**Problems**.
A. In the write-up on rebuilding a binary tree from preorder and postorder traversals, what does the approach return when the preorder list is empty?
B. Using the write-up on rebuilding a binary tree from preorder and postorder traversals, decide whether each statement agrees with it, answering yes or no and quoting the deciding words: (i) Values in the preorder array may repeat. (ii) The last element of the postorder traversal is the root of the tree. (iii) When several trees fit the input, any one of them may be returned.
C. Carry on the write-up on rebuilding a binary tree from preorder and postorder traversals, starting right after its third approach step.

**Selected excerpt**.
========
Problem Informations

• Problem Index: 889
• Problem Link: Construct Binary Tree from Preorder and Postorder Traversal
• Topics: Array, Hash Table, Divide and Conquer, Tree, Binary Tree

Problem Description

Given two integer arrays, preorder and postorder where preorder is the preorder traversal of a binary tree of distinct values and postorder is the postorder traversal of the same tree, reconstruct and return the binary tree.

If there exist multiple answers, you can return any of them.

Example 1:

Input: preorder = [1,2,4,5,3,6,7], postorder = [4,5,2,6,7,3,1]
Output: [1,2,3,4,5,6,7]

Example 2:

Input: preorder = [1], postorder = [1]
Output: [1]

Constraints:

• $1 \leq \text{preorder.length} \leq 30$
• $1 \leq \text{preorder}[i] \leq \text{preorder.length}$
• All the values of preorder are unique.
• $\text{postorder.length} == \text{preorder.length}$
• $1 \leq \text{postorder}[i] \leq \text{postorder.length}$
• All the values of postorder are unique.
• It is guaranteed that preorder and postorder are the preorder traversal and postorder traversal of the same binary tree.

Intuition

To reconstruct the binary tree from its preorder and postorder traversals, we need to understand the properties of these traversal methods. The preorder traversal provides us with the root nodes in top-down order, whereas the postorder traversal gives us the root nodes in bottom-up order. Given these characteristics, we can use the fact that the first element in the preorder traversal is the root of the tree, and the last element in the postorder traversal is also the root of the tree.

By leveraging the distinction between how subtrees are represented in both traversals, we can recursively split the traversals into segments that represent the left and right subtrees.

Approach

1. Check Base Cases: Begin by checking if the preorder list is empty. If it is, there is no tree to reconstruct, so we return nullptr.

2. Identify the Root: The first element of the preorder array is always the root of the current subtree being constructed. Therefore, create a TreeNode with this value.

3. Single Node Case: If the size of the preorder list is one, it indicates that we are dealing with a single-node tree. In this case, we return the created root node.
========
**Stored data**.
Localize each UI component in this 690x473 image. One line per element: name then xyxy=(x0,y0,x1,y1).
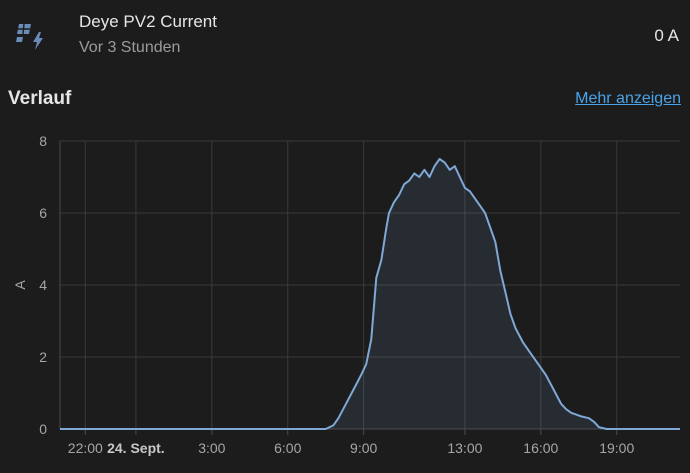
========
**Task-by-task outputs**.
A. It returns nullptr.

B.
(i) No: "All the values of preorder are unique."
(ii) Yes: "the last element in the postorder traversal is also the root of the tree."
(iii) Yes: "If there exist multiple answers, you can return any of them."

C.
4. Determine Subtree Boundaries: The second element in the preorder list is the root of the left subtree. In the postorder list, the left subtree elements appear before the right subtree and the root of the subtrees. To find the boundary indices for left and right subtrees:

   • Find the position of the element at postorder[postorder.size() - 2] in the preorder list. This index tells us where the division between left and right subtrees occurs in the preorder list.

5. Recursive Tree Construction:

   • Left Subtree Construction: Recursively call the constructFromPrePost function using the preorder elements that represent the left subtree and relevant postorder elements.
   • Right Subtree Construction: Similarly, recursively call the constructFromPrePost function for the right subtree using their respective preorder and postorder segments.

6. Return the Root: After constructing both left and right subtrees, attach them to the root node’s left and right pointers, respectively, and then return the root node.

This approach effectively utilizes the properties of the preorder and postorder sequences, splitting them into appropriate sections that allow for accurate reconstruction of the binary tree.

Code

C++

/**
 * Definition for a binary tree node.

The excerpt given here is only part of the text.